— Start of Material for the task —

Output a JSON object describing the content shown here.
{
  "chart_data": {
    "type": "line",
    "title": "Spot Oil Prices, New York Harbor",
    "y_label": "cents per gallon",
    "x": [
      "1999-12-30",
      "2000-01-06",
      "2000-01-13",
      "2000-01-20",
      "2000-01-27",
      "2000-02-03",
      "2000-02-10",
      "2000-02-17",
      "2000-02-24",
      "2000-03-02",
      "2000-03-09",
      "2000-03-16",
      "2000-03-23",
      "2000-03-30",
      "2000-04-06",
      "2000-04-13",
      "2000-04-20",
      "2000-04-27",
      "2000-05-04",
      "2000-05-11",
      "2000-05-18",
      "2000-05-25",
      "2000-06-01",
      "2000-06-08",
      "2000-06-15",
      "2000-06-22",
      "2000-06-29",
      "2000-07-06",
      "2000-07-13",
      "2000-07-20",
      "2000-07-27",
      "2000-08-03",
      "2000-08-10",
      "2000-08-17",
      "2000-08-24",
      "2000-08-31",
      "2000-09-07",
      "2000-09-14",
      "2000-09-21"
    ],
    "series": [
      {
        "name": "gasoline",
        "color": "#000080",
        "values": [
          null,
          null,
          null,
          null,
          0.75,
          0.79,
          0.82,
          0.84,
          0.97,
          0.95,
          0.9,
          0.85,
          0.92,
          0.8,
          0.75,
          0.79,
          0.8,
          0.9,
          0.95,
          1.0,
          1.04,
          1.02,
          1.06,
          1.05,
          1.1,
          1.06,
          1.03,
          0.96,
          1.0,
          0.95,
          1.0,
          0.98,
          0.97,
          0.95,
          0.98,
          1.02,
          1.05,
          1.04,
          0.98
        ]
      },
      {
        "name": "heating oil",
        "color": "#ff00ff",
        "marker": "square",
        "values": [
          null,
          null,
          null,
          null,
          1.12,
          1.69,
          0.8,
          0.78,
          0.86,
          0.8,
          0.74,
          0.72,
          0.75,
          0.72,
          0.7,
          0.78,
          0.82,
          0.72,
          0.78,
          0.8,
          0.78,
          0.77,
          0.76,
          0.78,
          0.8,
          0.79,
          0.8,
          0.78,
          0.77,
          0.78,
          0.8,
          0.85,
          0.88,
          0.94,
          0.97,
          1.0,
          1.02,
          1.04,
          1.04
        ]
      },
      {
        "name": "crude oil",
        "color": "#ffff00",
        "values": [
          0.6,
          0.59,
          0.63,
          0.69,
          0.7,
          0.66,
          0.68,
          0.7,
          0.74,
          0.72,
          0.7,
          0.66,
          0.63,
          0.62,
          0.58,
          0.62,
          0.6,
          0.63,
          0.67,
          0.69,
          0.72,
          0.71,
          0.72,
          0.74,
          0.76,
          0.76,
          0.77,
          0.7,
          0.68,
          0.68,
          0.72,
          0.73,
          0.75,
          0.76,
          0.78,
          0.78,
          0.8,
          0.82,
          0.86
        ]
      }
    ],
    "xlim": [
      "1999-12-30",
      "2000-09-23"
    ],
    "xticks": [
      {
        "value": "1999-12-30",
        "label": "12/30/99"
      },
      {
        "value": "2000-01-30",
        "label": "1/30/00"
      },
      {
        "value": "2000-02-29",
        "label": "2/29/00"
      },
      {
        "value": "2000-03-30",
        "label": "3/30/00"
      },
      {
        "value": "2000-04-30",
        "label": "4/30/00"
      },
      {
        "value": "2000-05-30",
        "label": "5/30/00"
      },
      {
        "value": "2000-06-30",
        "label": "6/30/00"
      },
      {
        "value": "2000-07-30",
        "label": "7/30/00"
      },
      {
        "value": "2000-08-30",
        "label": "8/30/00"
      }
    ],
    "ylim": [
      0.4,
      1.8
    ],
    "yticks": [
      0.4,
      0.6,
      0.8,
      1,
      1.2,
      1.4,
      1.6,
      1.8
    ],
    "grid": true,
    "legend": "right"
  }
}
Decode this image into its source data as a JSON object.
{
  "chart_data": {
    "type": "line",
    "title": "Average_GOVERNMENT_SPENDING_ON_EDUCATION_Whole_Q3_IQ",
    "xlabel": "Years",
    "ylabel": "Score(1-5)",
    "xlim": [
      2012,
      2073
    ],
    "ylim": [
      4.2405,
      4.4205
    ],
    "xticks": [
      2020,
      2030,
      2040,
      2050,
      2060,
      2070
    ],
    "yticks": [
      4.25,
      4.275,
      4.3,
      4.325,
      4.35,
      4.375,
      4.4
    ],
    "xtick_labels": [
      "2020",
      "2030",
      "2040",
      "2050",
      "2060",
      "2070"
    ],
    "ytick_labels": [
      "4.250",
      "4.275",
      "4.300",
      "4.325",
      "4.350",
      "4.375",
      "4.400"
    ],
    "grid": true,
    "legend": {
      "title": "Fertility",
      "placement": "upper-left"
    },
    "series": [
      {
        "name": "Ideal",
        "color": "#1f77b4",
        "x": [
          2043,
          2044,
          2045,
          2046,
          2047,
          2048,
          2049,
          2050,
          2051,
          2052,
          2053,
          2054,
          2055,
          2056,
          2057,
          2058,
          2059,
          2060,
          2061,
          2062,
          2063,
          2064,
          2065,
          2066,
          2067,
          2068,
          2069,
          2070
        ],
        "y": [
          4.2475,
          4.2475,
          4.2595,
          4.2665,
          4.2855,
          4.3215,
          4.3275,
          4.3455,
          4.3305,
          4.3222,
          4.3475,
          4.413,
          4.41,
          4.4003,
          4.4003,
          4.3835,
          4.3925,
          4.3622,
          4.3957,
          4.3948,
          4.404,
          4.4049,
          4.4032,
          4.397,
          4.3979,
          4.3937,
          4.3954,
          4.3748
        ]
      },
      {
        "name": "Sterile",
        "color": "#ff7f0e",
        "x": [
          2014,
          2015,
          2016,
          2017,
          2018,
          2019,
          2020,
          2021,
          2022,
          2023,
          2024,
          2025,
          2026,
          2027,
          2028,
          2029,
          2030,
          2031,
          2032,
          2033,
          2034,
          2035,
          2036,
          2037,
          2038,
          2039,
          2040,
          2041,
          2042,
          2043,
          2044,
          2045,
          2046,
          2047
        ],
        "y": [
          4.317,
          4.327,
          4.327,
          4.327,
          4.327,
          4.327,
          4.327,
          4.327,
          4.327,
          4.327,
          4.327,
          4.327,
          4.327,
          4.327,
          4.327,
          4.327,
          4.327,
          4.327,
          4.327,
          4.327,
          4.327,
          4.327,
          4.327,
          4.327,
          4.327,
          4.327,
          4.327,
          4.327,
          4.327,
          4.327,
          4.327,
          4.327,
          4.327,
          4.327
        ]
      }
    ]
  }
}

— End of Material for the task —

**Set task**
Check each line of the records for "title" and copy the ones that contain it.

**Written response**
    "title": "Spot Oil Prices, New York Harbor",
    "title": "Average_GOVERNMENT_SPENDING_ON_EDUCATION_Whole_Q3_IQ",
      "title": "Fertility",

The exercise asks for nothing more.